Request —
Keep the pictures out and restate every record exactly.

Dataset items:
'''
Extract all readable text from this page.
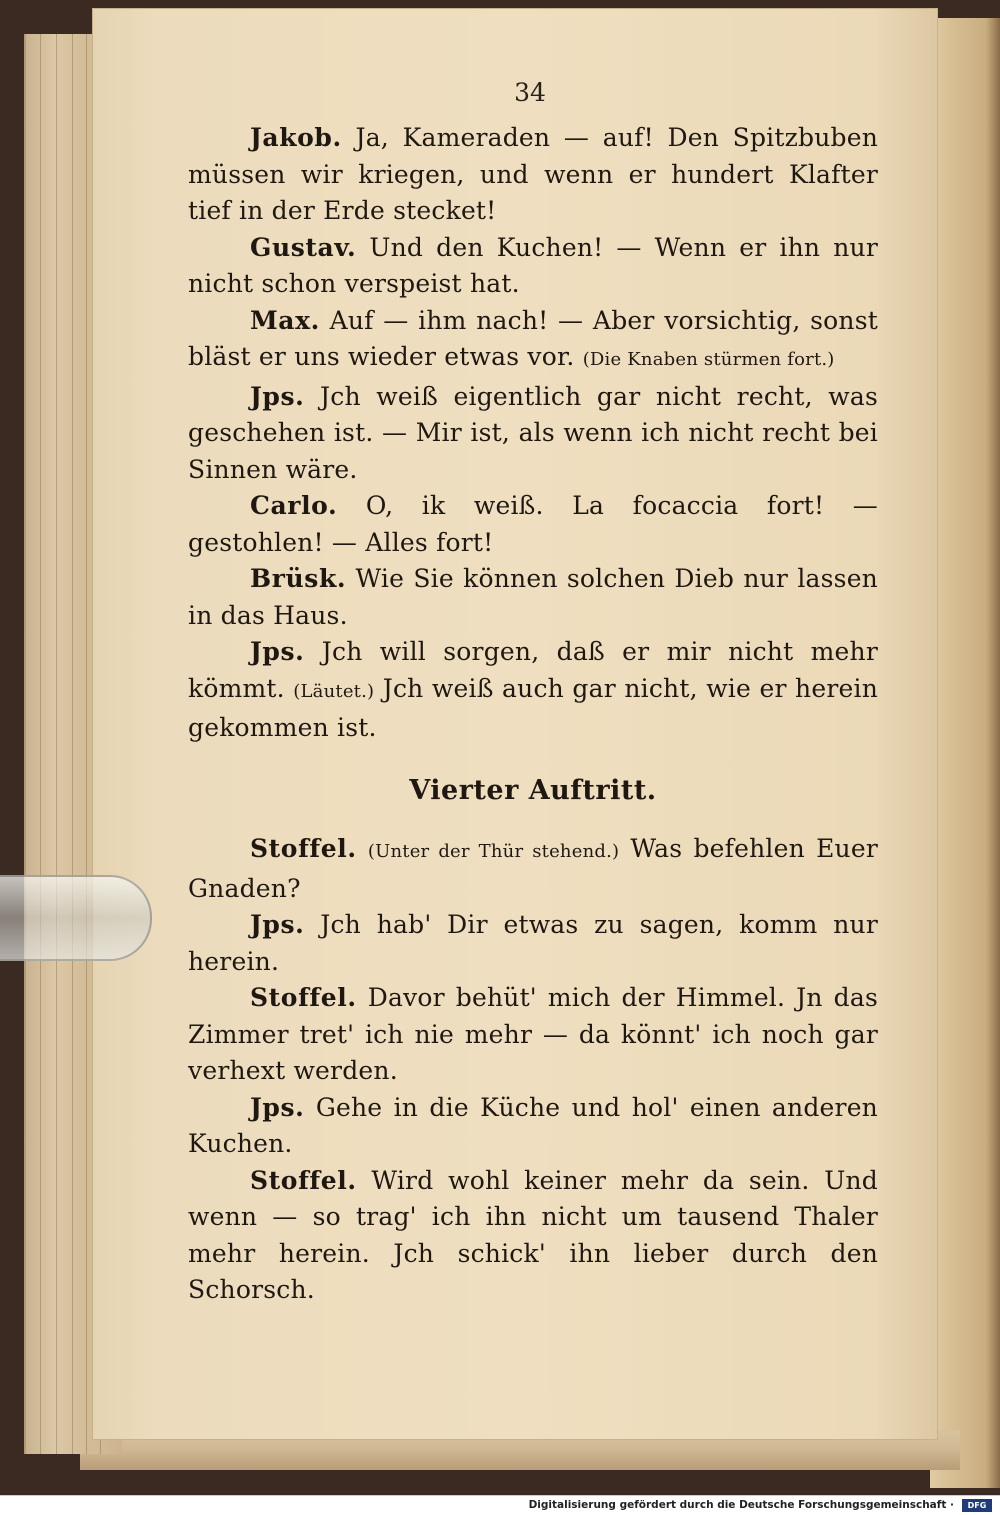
34

Jakob. Ja, Kameraden — auf! Den Spitzbuben müssen wir kriegen, und wenn er hundert Klafter tief in der Erde stecket!

Gustav. Und den Kuchen! — Wenn er ihn nur nicht schon verspeist hat.

Max. Auf — ihm nach! — Aber vorsichtig, sonst bläst er uns wieder etwas vor. (Die Knaben stürmen fort.)

Jps. Jch weiß eigentlich gar nicht recht, was geschehen ist. — Mir ist, als wenn ich nicht recht bei Sinnen wäre.

Carlo. O, ik weiß. La focaccia fort! — gestohlen! — Alles fort!

Brüsk. Wie Sie können solchen Dieb nur lassen in das Haus.

Jps. Jch will sorgen, daß er mir nicht mehr kömmt. (Läutet.) Jch weiß auch gar nicht, wie er herein gekommen ist.

Vierter Auftritt.

Stoffel. (Unter der Thür stehend.) Was befehlen Euer Gnaden?

Jps. Jch hab' Dir etwas zu sagen, komm nur herein.

Stoffel. Davor behüt' mich der Himmel. Jn das Zimmer tret' ich nie mehr — da könnt' ich noch gar verhext werden.

Jps. Gehe in die Küche und hol' einen anderen Kuchen.

Stoffel. Wird wohl keiner mehr da sein. Und wenn — so trag' ich ihn nicht um tausend Thaler mehr herein. Jch schick' ihn lieber durch den Schorsch.

Digitalisierung gefördert durch die Deutsche Forschungsgemeinschaft ·	DFG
'''
Exercise output —
Extract all readable text from this page.
34

Jakob. Ja, Kameraden — auf! Den Spitzbuben müssen wir kriegen, und wenn er hundert Klafter tief in der Erde stecket!

Gustav. Und den Kuchen! — Wenn er ihn nur nicht schon verspeist hat.

Max. Auf — ihm nach! — Aber vorsichtig, sonst bläst er uns wieder etwas vor. (Die Knaben stürmen fort.)

Jps. Jch weiß eigentlich gar nicht recht, was geschehen ist. — Mir ist, als wenn ich nicht recht bei Sinnen wäre.

Carlo. O, ik weiß. La focaccia fort! — gestohlen! — Alles fort!

Brüsk. Wie Sie können solchen Dieb nur lassen in das Haus.

Jps. Jch will sorgen, daß er mir nicht mehr kömmt. (Läutet.) Jch weiß auch gar nicht, wie er herein gekommen ist.

Vierter Auftritt.

Stoffel. (Unter der Thür stehend.) Was befehlen Euer Gnaden?

Jps. Jch hab' Dir etwas zu sagen, komm nur herein.

Stoffel. Davor behüt' mich der Himmel. Jn das Zimmer tret' ich nie mehr — da könnt' ich noch gar verhext werden.

Jps. Gehe in die Küche und hol' einen anderen Kuchen.

Stoffel. Wird wohl keiner mehr da sein. Und wenn — so trag' ich ihn nicht um tausend Thaler mehr herein. Jch schick' ihn lieber durch den Schorsch.

Digitalisierung gefördert durch die Deutsche Forschungsgemeinschaft ·	DFG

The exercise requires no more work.